Data for the task —
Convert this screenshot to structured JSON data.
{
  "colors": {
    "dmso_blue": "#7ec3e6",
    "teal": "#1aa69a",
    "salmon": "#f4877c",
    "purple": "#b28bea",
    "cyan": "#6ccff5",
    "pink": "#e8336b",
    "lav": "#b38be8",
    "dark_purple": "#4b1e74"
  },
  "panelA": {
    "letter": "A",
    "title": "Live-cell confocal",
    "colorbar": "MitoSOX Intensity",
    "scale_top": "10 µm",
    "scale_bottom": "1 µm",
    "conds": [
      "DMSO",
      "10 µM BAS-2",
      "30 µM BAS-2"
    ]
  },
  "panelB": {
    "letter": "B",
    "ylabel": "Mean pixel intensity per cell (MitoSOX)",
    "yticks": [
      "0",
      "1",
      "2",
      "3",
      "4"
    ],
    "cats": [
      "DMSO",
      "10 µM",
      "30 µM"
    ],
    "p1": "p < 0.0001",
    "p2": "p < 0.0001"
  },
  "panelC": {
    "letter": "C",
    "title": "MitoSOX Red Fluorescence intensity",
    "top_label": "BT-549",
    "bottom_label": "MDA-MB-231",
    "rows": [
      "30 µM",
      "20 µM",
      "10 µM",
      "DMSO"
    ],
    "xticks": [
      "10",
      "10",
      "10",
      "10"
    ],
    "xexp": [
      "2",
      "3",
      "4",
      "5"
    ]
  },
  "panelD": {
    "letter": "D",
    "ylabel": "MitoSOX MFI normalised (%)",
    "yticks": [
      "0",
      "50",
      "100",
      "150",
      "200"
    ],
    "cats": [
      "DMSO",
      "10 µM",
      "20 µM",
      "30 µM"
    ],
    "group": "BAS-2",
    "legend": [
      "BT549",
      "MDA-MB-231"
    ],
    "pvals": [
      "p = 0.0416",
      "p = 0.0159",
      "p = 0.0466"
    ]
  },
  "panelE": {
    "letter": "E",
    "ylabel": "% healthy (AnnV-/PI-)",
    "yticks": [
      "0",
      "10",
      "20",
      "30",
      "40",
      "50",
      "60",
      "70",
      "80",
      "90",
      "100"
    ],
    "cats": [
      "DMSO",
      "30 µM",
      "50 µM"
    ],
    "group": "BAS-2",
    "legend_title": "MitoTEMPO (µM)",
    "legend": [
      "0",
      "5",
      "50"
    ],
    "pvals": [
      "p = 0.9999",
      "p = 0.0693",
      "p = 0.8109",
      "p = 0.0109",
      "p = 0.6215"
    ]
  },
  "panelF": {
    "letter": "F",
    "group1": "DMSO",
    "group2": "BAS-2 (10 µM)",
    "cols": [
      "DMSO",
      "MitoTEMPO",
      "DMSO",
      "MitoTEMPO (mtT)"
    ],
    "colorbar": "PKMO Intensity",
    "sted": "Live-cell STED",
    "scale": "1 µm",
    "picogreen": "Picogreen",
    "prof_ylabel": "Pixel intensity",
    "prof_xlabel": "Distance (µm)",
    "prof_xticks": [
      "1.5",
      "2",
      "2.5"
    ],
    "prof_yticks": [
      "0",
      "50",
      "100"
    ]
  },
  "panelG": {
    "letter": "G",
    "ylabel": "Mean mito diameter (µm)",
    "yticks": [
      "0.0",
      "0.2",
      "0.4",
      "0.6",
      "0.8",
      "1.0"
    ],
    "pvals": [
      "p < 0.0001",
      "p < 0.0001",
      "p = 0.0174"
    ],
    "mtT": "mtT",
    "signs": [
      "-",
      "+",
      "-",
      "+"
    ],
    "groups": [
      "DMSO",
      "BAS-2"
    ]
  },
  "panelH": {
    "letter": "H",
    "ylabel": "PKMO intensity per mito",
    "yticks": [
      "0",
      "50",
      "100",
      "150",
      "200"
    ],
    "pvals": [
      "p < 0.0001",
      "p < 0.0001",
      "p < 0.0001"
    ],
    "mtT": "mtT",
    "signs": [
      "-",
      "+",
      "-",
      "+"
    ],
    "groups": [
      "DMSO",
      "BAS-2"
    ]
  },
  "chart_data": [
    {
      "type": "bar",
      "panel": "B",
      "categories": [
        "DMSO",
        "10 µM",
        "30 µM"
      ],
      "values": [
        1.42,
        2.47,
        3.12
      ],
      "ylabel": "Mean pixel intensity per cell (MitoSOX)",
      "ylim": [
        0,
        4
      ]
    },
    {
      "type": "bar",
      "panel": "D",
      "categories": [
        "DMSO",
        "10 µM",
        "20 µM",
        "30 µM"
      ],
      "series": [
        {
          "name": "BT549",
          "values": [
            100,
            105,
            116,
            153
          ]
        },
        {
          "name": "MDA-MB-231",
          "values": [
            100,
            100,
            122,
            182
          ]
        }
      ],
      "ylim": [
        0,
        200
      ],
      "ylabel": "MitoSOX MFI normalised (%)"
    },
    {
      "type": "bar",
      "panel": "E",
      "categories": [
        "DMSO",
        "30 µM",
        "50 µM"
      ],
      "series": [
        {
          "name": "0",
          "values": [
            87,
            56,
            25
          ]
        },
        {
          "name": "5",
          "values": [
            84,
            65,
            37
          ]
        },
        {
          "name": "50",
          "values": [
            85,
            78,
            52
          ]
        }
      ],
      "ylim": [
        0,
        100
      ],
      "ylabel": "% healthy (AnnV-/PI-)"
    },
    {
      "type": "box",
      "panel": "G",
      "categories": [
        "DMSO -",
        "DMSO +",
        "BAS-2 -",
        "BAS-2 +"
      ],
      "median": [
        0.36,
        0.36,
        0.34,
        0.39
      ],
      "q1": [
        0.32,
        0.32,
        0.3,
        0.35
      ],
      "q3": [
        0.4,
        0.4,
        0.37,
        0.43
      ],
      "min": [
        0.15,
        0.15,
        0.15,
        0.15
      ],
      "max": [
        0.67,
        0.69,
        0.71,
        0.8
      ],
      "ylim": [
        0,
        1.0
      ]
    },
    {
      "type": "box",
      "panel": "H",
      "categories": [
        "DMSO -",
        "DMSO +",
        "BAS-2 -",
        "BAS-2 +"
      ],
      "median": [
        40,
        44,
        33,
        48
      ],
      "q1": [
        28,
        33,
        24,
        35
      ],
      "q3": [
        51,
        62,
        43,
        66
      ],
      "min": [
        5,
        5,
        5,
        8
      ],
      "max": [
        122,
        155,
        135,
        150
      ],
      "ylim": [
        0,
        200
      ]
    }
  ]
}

Required work —
Write the material out again word for word.

Answer to the problem —
Convert this screenshot to structured JSON data.
{
  "colors": {
    "dmso_blue": "#7ec3e6",
    "teal": "#1aa69a",
    "salmon": "#f4877c",
    "purple": "#b28bea",
    "cyan": "#6ccff5",
    "pink": "#e8336b",
    "lav": "#b38be8",
    "dark_purple": "#4b1e74"
  },
  "panelA": {
    "letter": "A",
    "title": "Live-cell confocal",
    "colorbar": "MitoSOX Intensity",
    "scale_top": "10 µm",
    "scale_bottom": "1 µm",
    "conds": [
      "DMSO",
      "10 µM BAS-2",
      "30 µM BAS-2"
    ]
  },
  "panelB": {
    "letter": "B",
    "ylabel": "Mean pixel intensity per cell (MitoSOX)",
    "yticks": [
      "0",
      "1",
      "2",
      "3",
      "4"
    ],
    "cats": [
      "DMSO",
      "10 µM",
      "30 µM"
    ],
    "p1": "p < 0.0001",
    "p2": "p < 0.0001"
  },
  "panelC": {
    "letter": "C",
    "title": "MitoSOX Red Fluorescence intensity",
    "top_label": "BT-549",
    "bottom_label": "MDA-MB-231",
    "rows": [
      "30 µM",
      "20 µM",
      "10 µM",
      "DMSO"
    ],
    "xticks": [
      "10",
      "10",
      "10",
      "10"
    ],
    "xexp": [
      "2",
      "3",
      "4",
      "5"
    ]
  },
  "panelD": {
    "letter": "D",
    "ylabel": "MitoSOX MFI normalised (%)",
    "yticks": [
      "0",
      "50",
      "100",
      "150",
      "200"
    ],
    "cats": [
      "DMSO",
      "10 µM",
      "20 µM",
      "30 µM"
    ],
    "group": "BAS-2",
    "legend": [
      "BT549",
      "MDA-MB-231"
    ],
    "pvals": [
      "p = 0.0416",
      "p = 0.0159",
      "p = 0.0466"
    ]
  },
  "panelE": {
    "letter": "E",
    "ylabel": "% healthy (AnnV-/PI-)",
    "yticks": [
      "0",
      "10",
      "20",
      "30",
      "40",
      "50",
      "60",
      "70",
      "80",
      "90",
      "100"
    ],
    "cats": [
      "DMSO",
      "30 µM",
      "50 µM"
    ],
    "group": "BAS-2",
    "legend_title": "MitoTEMPO (µM)",
    "legend": [
      "0",
      "5",
      "50"
    ],
    "pvals": [
      "p = 0.9999",
      "p = 0.0693",
      "p = 0.8109",
      "p = 0.0109",
      "p = 0.6215"
    ]
  },
  "panelF": {
    "letter": "F",
    "group1": "DMSO",
    "group2": "BAS-2 (10 µM)",
    "cols": [
      "DMSO",
      "MitoTEMPO",
      "DMSO",
      "MitoTEMPO (mtT)"
    ],
    "colorbar": "PKMO Intensity",
    "sted": "Live-cell STED",
    "scale": "1 µm",
    "picogreen": "Picogreen",
    "prof_ylabel": "Pixel intensity",
    "prof_xlabel": "Distance (µm)",
    "prof_xticks": [
      "1.5",
      "2",
      "2.5"
    ],
    "prof_yticks": [
      "0",
      "50",
      "100"
    ]
  },
  "panelG": {
    "letter": "G",
    "ylabel": "Mean mito diameter (µm)",
    "yticks": [
      "0.0",
      "0.2",
      "0.4",
      "0.6",
      "0.8",
      "1.0"
    ],
    "pvals": [
      "p < 0.0001",
      "p < 0.0001",
      "p = 0.0174"
    ],
    "mtT": "mtT",
    "signs": [
      "-",
      "+",
      "-",
      "+"
    ],
    "groups": [
      "DMSO",
      "BAS-2"
    ]
  },
  "panelH": {
    "letter": "H",
    "ylabel": "PKMO intensity per mito",
    "yticks": [
      "0",
      "50",
      "100",
      "150",
      "200"
    ],
    "pvals": [
      "p < 0.0001",
      "p < 0.0001",
      "p < 0.0001"
    ],
    "mtT": "mtT",
    "signs": [
      "-",
      "+",
      "-",
      "+"
    ],
    "groups": [
      "DMSO",
      "BAS-2"
    ]
  },
  "chart_data": [
    {
      "type": "bar",
      "panel": "B",
      "categories": [
        "DMSO",
        "10 µM",
        "30 µM"
      ],
      "values": [
        1.42,
        2.47,
        3.12
      ],
      "ylabel": "Mean pixel intensity per cell (MitoSOX)",
      "ylim": [
        0,
        4
      ]
    },
    {
      "type": "bar",
      "panel": "D",
      "categories": [
        "DMSO",
        "10 µM",
        "20 µM",
        "30 µM"
      ],
      "series": [
        {
          "name": "BT549",
          "values": [
            100,
            105,
            116,
            153
          ]
        },
        {
          "name": "MDA-MB-231",
          "values": [
            100,
            100,
            122,
            182
          ]
        }
      ],
      "ylim": [
        0,
        200
      ],
      "ylabel": "MitoSOX MFI normalised (%)"
    },
    {
      "type": "bar",
      "panel": "E",
      "categories": [
        "DMSO",
        "30 µM",
        "50 µM"
      ],
      "series": [
        {
          "name": "0",
          "values": [
            87,
            56,
            25
          ]
        },
        {
          "name": "5",
          "values": [
            84,
            65,
            37
          ]
        },
        {
          "name": "50",
          "values": [
            85,
            78,
            52
          ]
        }
      ],
      "ylim": [
        0,
        100
      ],
      "ylabel": "% healthy (AnnV-/PI-)"
    },
    {
      "type": "box",
      "panel": "G",
      "categories": [
        "DMSO -",
        "DMSO +",
        "BAS-2 -",
        "BAS-2 +"
      ],
      "median": [
        0.36,
        0.36,
        0.34,
        0.39
      ],
      "q1": [
        0.32,
        0.32,
        0.3,
        0.35
      ],
      "q3": [
        0.4,
        0.4,
        0.37,
        0.43
      ],
      "min": [
        0.15,
        0.15,
        0.15,
        0.15
      ],
      "max": [
        0.67,
        0.69,
        0.71,
        0.8
      ],
      "ylim": [
        0,
        1.0
      ]
    },
    {
      "type": "box",
      "panel": "H",
      "categories": [
        "DMSO -",
        "DMSO +",
        "BAS-2 -",
        "BAS-2 +"
      ],
      "median": [
        40,
        44,
        33,
        48
      ],
      "q1": [
        28,
        33,
        24,
        35
      ],
      "q3": [
        51,
        62,
        43,
        66
      ],
      "min": [
        5,
        5,
        5,
        8
      ],
      "max": [
        122,
        155,
        135,
        150
      ],
      "ylim": [
        0,
        200
      ]
    }
  ]
}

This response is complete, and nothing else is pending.